- Soal yang Diberikan 1 -
Tentukan apakah setiap pernyataan berikut sesuai dengan teks tentang literasi digital di bawah. Jawab ya atau tidak, lalu kutip kata-kata teks yang menentukannya: (a) Pengguna internet di Indonesia bertambah 2,1 juta pada tahun 2022. (b) Webinar tersebut berlangsung pada hari Jumat. (c) Junico BP Siahaan adalah anggota Komisi I DPR RI.

- Teks yang Diberikan -
MALANG – Di era transformasi digital, teknologi sudah menjadi bagian dari kehidupan bermasyarakat. Di tahun 2022, bahkan pengguna internet masyarakat Indonesia meningkat sebanyak 2,1 juta. Gagasan ini disampaikan oleh Direktur Jenderal Aplikasi Informatika (Aptika) Kominfo RI, Samuel Abrijani Pangerapan dalam Webinar Ngobrol Bareng Legislator : Cerdas dan Bijak di Ruang Digital, Kamis (7/4/2022).
Disampaikan Samuel, bahwa masifnya pengguna internet di Indonesia harus diakui telah membawa banyak resiko. Baik penipuan online, hoax, cyber bullying dan berbagai konten lainnya
Sebab itu, peningkatan teknologi ini perlu dibantu dengan kapasitas literasi digital yang memupuni. “Agar masyarakat dapat memanfaatkan teknologi digital dengan produktif, bijak dan tepat pengguna,” katanya.
Anggota Komisi I DPR RI Junico BP Siahaan SE menambahkan, dari 270 juta total penduduk Indonesia, didominasi oleh generasi milenial, generasi Z dan post genZ. “Mereka adalah orang yang sangat sadar dengan perkembangan dunia digital,” paparnya.

- Data Tugas -
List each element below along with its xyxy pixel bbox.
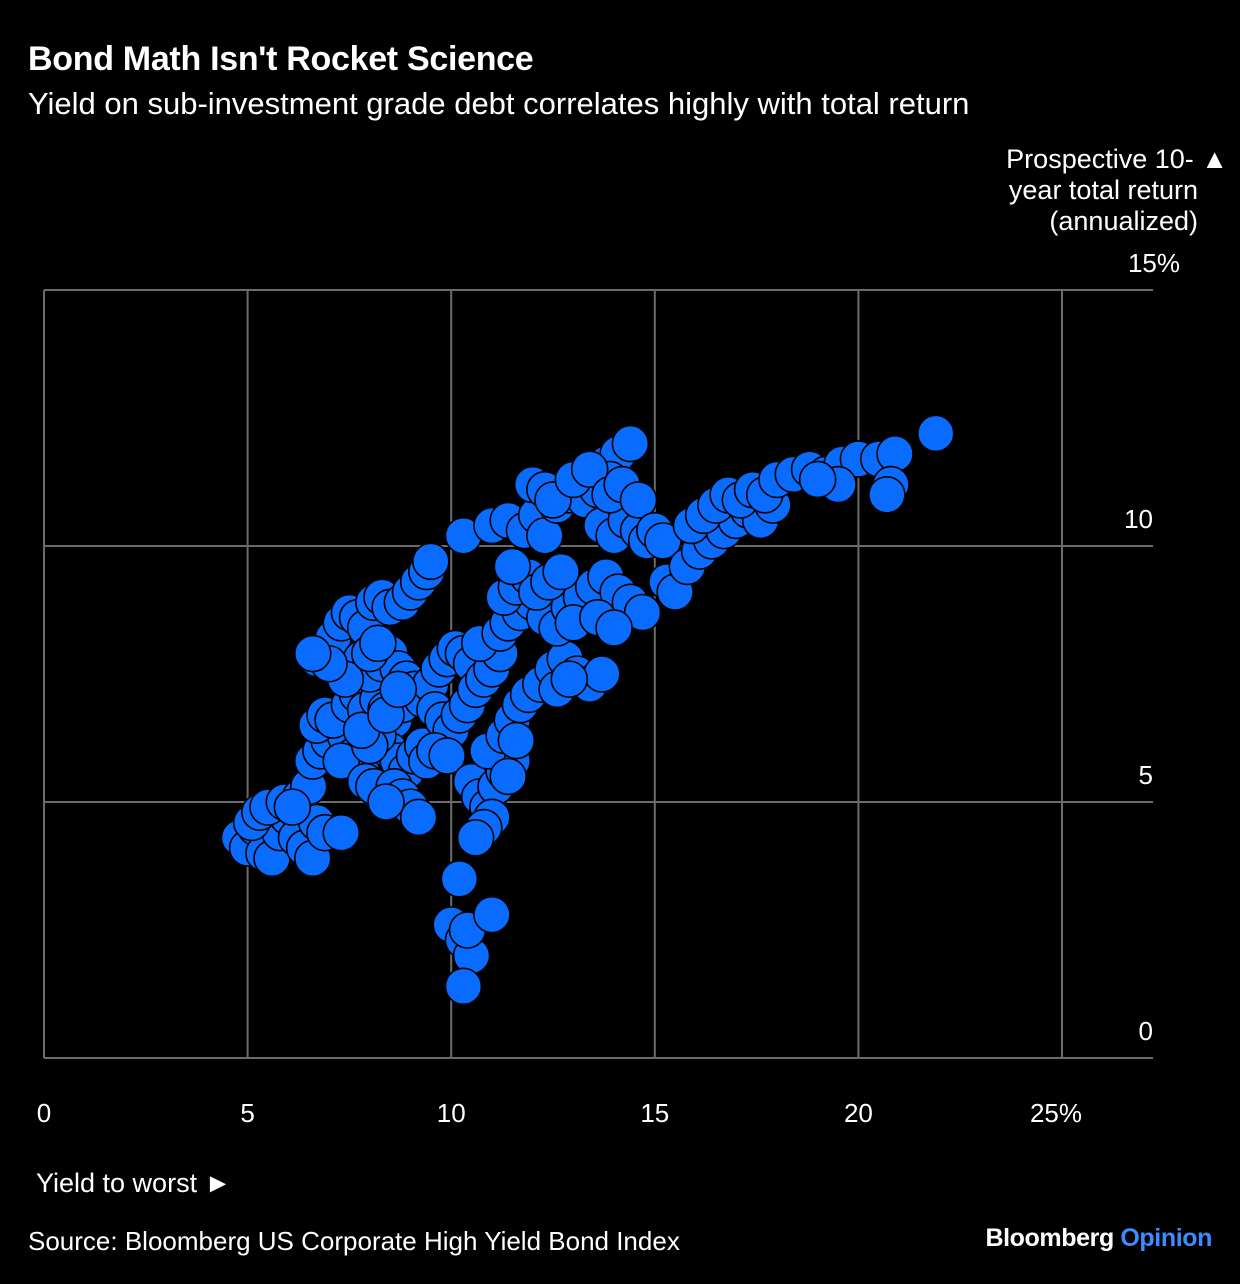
data-point: [367, 783, 405, 821]
data-point: [493, 547, 532, 586]
y-axis-label-line-1: Prospective 10- ▲: [1006, 144, 1228, 174]
data-point: [273, 788, 312, 826]
x-tick-label: 25%: [1030, 1098, 1082, 1128]
data-point: [322, 813, 361, 852]
x-tick-label: 0: [37, 1098, 51, 1128]
brand-section: Opinion: [1120, 1224, 1212, 1252]
y-tick-label: 5: [1139, 760, 1153, 790]
data-point: [583, 655, 621, 693]
x-tick-label: 20: [844, 1098, 873, 1128]
data-point: [916, 414, 955, 453]
brand-name: Bloomberg: [985, 1224, 1114, 1252]
data-point: [542, 552, 580, 591]
data-point: [619, 481, 658, 519]
data-point: [293, 634, 332, 673]
x-tick-label: 15: [640, 1098, 669, 1128]
chart-title: Bond Math Isn't Rocket Science: [28, 40, 534, 78]
y-axis-label-line-2: year total return: [1008, 175, 1198, 205]
data-point: [359, 624, 397, 663]
data-point: [399, 798, 438, 837]
data-point: [611, 424, 650, 463]
data-points: [220, 414, 955, 1006]
data-point: [570, 450, 609, 489]
data-point: [379, 670, 418, 709]
y-tick-label: 10: [1124, 504, 1153, 534]
brand-logo: Bloomberg Opinion: [985, 1224, 1212, 1253]
x-tick-labels: 0 5 10 15 20 25%: [37, 1098, 1082, 1128]
y-axis-label-line-3: (annualized): [1049, 206, 1198, 236]
data-point: [868, 475, 906, 514]
data-point: [497, 721, 536, 760]
y-tick-label: 0: [1139, 1016, 1153, 1046]
data-point: [798, 460, 837, 499]
data-point: [428, 737, 466, 775]
data-point: [550, 660, 589, 698]
y-tick-label: 15%: [1128, 248, 1180, 278]
data-point: [595, 609, 633, 647]
source-note: Source: Bloomberg US Corporate High Yiel…: [28, 1226, 680, 1256]
y-tick-labels: 0 5 10 15%: [1124, 248, 1180, 1046]
data-point: [440, 859, 479, 898]
data-point: [456, 819, 495, 857]
data-point: [444, 967, 483, 1006]
data-point: [489, 757, 528, 796]
x-axis-label: Yield to worst ►: [36, 1168, 232, 1198]
data-point: [412, 542, 450, 581]
chart-subtitle: Yield on sub-investment grade debt corre…: [28, 86, 970, 121]
data-point: [473, 895, 511, 934]
y-axis-label: Prospective 10- ▲ year total return (ann…: [898, 144, 1228, 237]
x-tick-label: 10: [437, 1098, 466, 1128]
x-tick-label: 5: [240, 1098, 254, 1128]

- Soal yang Diberikan 2 -
Tuliskan ulang baris-baris catatan di atas, mulai dari baris yang memuat "data-point: [367, 783, 405, 821]" sampai dengan baris yang memuat "data-point: [293, 634, 332, 673]", termasuk kedua baris itu.

- Jawaban Lengkap 1 -
(a) Ya: "Di tahun 2022, bahkan pengguna internet masyarakat Indonesia meningkat sebanyak 2,1 juta."
(b) Tidak: "Kamis (7/4/2022)"
(c) Ya: "Anggota Komisi I DPR RI Junico BP Siahaan SE"

- Jawaban Lengkap 2 -
data-point: [367, 783, 405, 821]
data-point: [493, 547, 532, 586]
y-axis-label-line-1: Prospective 10- ▲: [1006, 144, 1228, 174]
data-point: [273, 788, 312, 826]
x-tick-label: 25%: [1030, 1098, 1082, 1128]
data-point: [322, 813, 361, 852]
x-tick-label: 0: [37, 1098, 51, 1128]
brand-section: Opinion: [1120, 1224, 1212, 1252]
y-tick-label: 5: [1139, 760, 1153, 790]
data-point: [583, 655, 621, 693]
x-tick-label: 20: [844, 1098, 873, 1128]
data-point: [916, 414, 955, 453]
brand-name: Bloomberg: [985, 1224, 1114, 1252]
data-point: [542, 552, 580, 591]
data-point: [619, 481, 658, 519]
data-point: [293, 634, 332, 673]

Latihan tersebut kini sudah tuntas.